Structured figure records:
----------
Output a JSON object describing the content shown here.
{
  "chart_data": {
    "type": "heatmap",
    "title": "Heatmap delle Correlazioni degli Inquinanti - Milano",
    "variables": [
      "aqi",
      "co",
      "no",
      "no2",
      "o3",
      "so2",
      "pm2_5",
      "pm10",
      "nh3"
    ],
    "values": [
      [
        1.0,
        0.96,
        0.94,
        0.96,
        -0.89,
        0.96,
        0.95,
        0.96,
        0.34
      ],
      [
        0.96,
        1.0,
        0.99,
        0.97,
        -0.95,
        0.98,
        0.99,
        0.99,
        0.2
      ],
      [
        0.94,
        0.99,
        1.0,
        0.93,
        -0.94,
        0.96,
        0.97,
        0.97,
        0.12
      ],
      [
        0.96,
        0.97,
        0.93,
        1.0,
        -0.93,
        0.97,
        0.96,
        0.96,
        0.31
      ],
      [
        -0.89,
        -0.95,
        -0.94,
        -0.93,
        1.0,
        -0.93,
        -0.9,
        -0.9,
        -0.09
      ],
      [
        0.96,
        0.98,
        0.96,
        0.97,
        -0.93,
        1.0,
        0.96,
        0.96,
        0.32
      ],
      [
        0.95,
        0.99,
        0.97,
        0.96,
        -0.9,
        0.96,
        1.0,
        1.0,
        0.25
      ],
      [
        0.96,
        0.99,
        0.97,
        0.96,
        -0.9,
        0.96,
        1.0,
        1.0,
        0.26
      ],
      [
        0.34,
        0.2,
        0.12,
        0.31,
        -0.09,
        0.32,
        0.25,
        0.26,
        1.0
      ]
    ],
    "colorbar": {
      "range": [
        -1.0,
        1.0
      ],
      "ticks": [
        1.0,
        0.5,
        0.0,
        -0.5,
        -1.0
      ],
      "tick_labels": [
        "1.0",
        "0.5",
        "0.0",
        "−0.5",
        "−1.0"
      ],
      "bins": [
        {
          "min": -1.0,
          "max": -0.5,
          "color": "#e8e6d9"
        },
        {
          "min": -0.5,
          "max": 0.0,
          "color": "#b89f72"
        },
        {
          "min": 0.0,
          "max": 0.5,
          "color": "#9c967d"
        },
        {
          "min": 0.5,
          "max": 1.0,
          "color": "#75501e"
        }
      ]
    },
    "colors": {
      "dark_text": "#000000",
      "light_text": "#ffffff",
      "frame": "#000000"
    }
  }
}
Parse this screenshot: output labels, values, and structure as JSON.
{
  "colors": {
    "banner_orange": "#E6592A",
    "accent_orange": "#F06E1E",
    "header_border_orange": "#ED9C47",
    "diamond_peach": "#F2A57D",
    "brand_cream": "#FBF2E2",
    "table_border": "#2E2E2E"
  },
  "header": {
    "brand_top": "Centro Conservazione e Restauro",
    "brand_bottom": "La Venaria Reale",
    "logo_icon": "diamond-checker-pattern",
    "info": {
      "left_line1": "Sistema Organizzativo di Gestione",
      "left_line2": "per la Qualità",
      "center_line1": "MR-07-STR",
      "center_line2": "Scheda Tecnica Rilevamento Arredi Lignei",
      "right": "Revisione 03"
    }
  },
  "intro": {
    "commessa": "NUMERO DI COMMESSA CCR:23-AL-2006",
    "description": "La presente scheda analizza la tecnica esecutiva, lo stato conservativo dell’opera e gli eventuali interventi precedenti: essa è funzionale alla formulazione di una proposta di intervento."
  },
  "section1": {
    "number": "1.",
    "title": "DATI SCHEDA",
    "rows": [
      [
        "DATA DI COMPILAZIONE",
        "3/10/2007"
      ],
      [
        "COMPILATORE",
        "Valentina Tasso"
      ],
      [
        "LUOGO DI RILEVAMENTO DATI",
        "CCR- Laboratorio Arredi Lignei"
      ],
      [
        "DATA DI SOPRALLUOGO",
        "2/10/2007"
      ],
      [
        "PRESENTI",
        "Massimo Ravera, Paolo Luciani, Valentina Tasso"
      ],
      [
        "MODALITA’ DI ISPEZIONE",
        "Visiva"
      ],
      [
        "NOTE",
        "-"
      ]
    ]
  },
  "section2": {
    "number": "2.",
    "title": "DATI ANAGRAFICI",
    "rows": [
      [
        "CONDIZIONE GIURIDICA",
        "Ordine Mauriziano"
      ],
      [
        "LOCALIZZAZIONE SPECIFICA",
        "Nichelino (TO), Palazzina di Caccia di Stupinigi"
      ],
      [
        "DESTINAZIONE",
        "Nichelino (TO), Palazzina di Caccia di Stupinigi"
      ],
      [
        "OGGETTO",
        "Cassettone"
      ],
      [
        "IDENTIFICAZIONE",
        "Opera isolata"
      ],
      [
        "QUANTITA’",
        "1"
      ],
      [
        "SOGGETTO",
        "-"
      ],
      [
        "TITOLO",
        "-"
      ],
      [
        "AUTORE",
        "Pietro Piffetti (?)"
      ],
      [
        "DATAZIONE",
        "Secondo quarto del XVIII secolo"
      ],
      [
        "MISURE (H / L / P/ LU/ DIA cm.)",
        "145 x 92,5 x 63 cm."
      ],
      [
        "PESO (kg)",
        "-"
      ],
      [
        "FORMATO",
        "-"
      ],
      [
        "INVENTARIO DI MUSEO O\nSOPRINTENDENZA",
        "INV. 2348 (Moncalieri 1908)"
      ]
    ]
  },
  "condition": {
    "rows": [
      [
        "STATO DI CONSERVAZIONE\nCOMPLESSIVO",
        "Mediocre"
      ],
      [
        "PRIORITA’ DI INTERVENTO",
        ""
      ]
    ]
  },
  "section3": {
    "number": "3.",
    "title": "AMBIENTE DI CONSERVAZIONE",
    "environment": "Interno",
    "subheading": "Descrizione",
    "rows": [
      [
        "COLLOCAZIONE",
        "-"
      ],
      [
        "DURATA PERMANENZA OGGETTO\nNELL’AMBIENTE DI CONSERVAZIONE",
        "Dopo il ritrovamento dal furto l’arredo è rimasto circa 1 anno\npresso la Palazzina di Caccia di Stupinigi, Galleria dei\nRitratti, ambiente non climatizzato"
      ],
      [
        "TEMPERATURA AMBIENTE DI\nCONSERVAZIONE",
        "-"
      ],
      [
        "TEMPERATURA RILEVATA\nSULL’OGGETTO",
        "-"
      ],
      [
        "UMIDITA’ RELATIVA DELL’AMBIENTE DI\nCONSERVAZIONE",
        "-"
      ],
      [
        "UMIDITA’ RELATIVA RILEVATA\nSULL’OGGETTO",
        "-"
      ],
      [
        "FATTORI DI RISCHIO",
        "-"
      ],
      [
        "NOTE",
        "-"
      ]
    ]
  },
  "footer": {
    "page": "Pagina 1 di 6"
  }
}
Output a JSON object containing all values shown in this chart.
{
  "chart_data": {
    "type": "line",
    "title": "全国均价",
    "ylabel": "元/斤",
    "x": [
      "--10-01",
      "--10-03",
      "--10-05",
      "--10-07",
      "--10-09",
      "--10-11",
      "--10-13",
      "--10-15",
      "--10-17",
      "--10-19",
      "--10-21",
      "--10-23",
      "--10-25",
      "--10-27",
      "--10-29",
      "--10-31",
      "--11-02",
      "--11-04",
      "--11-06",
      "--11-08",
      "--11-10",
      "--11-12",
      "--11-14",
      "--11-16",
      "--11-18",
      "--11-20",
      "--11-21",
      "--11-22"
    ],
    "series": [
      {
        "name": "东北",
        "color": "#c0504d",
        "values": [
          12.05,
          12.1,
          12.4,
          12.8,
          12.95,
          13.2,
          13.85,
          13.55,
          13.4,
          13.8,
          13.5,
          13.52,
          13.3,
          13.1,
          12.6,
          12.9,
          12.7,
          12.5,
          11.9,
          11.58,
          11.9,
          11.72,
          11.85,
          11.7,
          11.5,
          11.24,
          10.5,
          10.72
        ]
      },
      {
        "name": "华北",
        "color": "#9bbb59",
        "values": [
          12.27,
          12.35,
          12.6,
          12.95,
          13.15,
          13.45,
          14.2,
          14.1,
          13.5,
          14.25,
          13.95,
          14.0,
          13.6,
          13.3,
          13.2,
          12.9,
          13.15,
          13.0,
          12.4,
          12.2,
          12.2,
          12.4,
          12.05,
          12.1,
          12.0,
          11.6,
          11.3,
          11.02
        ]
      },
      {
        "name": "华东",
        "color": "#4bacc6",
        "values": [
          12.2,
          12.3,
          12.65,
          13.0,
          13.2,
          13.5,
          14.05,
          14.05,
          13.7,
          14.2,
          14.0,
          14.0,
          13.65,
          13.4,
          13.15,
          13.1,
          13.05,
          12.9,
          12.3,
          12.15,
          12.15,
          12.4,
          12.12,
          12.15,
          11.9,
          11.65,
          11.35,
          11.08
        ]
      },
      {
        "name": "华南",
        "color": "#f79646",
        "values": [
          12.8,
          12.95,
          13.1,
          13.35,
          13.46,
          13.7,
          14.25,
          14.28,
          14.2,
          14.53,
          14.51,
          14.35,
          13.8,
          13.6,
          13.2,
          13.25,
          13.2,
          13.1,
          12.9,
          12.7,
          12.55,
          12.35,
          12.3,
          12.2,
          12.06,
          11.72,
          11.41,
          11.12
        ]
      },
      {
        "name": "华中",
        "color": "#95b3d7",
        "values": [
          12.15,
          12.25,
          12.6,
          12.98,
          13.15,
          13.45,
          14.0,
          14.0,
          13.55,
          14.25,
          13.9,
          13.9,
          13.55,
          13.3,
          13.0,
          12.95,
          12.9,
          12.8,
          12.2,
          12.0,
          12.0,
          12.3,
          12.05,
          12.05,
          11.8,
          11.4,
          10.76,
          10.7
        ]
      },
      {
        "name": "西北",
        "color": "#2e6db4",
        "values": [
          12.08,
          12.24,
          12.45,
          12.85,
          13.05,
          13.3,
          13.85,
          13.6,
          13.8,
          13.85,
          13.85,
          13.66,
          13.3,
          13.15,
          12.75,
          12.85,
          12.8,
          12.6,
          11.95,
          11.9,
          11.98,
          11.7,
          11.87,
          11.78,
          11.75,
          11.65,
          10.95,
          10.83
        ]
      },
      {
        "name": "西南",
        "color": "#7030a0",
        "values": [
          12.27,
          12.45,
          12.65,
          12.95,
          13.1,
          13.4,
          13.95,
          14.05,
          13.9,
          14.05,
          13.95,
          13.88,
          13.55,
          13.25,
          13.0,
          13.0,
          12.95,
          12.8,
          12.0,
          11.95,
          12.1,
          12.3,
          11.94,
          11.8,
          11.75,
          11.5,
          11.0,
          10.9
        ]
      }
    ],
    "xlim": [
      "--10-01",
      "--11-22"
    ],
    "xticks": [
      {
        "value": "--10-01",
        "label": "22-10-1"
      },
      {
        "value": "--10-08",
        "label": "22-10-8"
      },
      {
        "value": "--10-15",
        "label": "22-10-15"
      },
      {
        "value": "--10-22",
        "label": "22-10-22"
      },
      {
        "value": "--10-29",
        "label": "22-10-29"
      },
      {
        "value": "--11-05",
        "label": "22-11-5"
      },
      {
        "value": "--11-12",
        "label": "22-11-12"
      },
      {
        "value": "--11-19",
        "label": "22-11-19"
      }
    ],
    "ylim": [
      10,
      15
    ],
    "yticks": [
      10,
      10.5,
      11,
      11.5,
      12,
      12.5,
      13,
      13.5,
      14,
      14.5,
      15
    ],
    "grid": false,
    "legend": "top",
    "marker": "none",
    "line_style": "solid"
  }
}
----------
== WHAT TO PRODUCE ==
Looking at the entries above, state how many lines contain "nCONSERVAZIONE"; give the number alone.

== CORRECT ANSWER ==
2